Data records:

::::

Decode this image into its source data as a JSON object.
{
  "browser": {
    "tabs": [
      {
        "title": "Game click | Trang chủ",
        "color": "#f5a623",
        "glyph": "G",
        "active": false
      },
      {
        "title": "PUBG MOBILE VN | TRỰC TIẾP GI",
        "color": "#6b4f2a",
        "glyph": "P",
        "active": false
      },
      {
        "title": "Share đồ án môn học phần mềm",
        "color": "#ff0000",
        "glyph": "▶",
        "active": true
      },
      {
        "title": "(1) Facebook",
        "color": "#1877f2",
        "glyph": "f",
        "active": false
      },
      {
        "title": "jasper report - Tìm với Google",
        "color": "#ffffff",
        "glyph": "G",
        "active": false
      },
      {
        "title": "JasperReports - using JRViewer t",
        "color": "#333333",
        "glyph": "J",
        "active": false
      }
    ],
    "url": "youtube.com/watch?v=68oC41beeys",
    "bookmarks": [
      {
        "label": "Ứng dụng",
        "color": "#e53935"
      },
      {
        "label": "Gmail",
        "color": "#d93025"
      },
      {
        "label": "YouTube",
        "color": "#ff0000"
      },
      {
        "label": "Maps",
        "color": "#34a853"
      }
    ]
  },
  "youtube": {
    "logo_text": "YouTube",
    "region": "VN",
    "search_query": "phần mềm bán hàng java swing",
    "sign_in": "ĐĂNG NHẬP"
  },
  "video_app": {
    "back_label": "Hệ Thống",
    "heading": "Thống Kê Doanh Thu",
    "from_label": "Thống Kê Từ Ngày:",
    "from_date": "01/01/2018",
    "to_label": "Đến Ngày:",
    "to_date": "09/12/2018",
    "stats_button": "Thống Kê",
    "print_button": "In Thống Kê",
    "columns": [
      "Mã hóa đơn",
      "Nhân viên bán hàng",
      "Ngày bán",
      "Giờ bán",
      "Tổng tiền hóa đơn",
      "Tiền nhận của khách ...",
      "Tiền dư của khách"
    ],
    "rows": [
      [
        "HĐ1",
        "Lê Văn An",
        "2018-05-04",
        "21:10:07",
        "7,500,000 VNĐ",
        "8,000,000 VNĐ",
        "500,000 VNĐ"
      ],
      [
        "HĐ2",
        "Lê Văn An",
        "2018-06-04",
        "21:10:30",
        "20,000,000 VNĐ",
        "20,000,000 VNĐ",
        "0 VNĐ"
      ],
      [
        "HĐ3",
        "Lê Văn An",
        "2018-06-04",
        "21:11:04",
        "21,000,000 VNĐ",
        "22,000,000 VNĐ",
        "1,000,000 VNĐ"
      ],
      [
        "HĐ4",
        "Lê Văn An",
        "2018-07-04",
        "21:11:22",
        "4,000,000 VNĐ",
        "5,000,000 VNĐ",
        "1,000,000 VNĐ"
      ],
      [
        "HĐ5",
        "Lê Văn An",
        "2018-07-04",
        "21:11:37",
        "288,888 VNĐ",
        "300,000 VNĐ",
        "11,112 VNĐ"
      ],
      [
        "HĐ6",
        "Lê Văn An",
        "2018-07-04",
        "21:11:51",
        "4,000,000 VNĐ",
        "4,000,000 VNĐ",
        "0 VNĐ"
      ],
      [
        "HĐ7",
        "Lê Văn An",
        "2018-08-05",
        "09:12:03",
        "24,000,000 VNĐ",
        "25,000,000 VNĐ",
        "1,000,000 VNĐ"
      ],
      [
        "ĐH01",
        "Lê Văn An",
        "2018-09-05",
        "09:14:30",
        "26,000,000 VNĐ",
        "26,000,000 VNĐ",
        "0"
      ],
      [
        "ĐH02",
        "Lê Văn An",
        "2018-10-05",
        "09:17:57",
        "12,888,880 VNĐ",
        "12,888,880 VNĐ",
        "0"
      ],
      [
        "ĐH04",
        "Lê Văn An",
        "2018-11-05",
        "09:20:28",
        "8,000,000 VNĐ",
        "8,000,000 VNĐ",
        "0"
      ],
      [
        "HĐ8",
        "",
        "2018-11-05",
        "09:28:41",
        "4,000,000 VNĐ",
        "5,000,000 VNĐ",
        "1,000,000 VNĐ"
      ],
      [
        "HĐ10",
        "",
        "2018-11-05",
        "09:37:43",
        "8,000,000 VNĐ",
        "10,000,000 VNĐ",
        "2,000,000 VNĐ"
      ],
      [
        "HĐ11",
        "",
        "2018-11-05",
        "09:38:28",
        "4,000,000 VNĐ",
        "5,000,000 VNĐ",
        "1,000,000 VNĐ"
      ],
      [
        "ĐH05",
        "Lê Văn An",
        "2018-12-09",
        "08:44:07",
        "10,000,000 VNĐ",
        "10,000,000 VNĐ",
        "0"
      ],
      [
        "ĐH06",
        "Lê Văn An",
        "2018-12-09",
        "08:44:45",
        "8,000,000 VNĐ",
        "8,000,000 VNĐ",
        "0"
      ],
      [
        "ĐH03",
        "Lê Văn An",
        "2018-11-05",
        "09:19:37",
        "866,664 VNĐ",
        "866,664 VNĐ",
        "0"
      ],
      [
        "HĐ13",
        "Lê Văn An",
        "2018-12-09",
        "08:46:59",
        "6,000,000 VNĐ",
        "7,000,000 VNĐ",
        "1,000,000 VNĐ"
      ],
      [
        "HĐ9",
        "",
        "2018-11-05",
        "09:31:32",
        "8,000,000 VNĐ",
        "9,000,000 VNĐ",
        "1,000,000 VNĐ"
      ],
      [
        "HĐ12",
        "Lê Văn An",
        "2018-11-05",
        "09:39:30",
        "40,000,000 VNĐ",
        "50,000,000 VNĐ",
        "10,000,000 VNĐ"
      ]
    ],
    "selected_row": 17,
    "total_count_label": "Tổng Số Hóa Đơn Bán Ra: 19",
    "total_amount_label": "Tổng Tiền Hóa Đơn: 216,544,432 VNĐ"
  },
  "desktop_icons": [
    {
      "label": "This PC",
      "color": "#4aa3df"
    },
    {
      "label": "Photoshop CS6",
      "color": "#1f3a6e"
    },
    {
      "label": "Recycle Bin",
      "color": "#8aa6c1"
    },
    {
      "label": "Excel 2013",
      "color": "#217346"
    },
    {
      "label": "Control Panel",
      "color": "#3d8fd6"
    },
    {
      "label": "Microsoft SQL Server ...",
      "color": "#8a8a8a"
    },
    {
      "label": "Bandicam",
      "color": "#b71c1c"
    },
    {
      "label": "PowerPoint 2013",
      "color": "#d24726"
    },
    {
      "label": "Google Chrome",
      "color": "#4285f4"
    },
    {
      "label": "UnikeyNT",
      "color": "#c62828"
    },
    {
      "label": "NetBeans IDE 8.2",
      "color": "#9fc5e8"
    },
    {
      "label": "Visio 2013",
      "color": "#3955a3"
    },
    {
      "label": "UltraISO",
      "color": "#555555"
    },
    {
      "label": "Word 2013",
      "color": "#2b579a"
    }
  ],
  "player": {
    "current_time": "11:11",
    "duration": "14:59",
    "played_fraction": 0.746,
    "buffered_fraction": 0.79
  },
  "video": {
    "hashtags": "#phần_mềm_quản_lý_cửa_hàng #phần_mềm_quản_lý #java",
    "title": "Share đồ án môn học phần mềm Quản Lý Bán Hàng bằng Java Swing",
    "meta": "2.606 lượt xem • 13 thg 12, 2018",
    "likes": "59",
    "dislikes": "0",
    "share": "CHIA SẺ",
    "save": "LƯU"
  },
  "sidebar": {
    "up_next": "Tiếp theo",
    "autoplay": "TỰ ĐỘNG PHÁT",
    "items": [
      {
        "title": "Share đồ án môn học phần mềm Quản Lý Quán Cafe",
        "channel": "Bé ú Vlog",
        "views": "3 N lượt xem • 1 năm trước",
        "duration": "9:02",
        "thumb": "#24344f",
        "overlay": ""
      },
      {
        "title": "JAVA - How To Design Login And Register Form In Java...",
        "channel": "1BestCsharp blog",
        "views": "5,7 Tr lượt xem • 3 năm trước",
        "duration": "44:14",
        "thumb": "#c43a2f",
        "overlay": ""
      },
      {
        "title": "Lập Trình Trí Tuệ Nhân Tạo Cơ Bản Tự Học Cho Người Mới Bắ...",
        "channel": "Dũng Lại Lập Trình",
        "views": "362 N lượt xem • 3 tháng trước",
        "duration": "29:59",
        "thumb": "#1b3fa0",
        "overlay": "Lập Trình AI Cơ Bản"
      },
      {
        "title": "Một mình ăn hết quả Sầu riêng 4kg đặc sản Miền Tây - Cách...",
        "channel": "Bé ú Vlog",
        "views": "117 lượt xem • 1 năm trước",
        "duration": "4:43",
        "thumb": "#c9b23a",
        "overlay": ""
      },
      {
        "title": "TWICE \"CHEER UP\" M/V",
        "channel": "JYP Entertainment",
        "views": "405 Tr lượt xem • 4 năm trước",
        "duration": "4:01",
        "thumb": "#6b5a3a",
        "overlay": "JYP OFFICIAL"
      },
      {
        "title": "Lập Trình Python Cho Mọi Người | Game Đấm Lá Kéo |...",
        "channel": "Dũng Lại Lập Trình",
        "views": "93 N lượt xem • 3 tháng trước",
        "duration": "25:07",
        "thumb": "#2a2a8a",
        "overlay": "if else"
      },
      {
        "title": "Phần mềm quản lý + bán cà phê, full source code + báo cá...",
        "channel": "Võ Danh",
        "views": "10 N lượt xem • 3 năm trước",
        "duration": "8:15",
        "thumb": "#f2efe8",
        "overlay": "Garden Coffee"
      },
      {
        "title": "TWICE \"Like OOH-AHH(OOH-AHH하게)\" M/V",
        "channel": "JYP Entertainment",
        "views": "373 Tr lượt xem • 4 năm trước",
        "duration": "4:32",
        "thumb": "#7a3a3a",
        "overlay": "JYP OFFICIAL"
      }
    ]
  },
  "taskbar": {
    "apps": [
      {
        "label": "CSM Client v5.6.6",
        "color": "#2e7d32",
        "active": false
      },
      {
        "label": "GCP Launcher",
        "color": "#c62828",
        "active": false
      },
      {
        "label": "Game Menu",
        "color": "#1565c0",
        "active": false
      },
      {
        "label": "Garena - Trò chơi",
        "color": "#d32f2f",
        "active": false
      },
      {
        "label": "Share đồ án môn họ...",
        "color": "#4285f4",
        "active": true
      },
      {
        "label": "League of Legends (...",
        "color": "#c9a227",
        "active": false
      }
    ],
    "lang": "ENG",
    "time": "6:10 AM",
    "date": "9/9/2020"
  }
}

::::

Every line of the listing that holds "Trình" should be found and copied.

        "title": "Lập Trình Trí Tuệ Nhân Tạo Cơ Bản Tự Học Cho Người Mới Bắ...",
        "channel": "Dũng Lại Lập Trình",
        "overlay": "Lập Trình AI Cơ Bản"
        "title": "Lập Trình Python Cho Mọi Người | Game Đấm Lá Kéo |...",
        "channel": "Dũng Lại Lập Trình",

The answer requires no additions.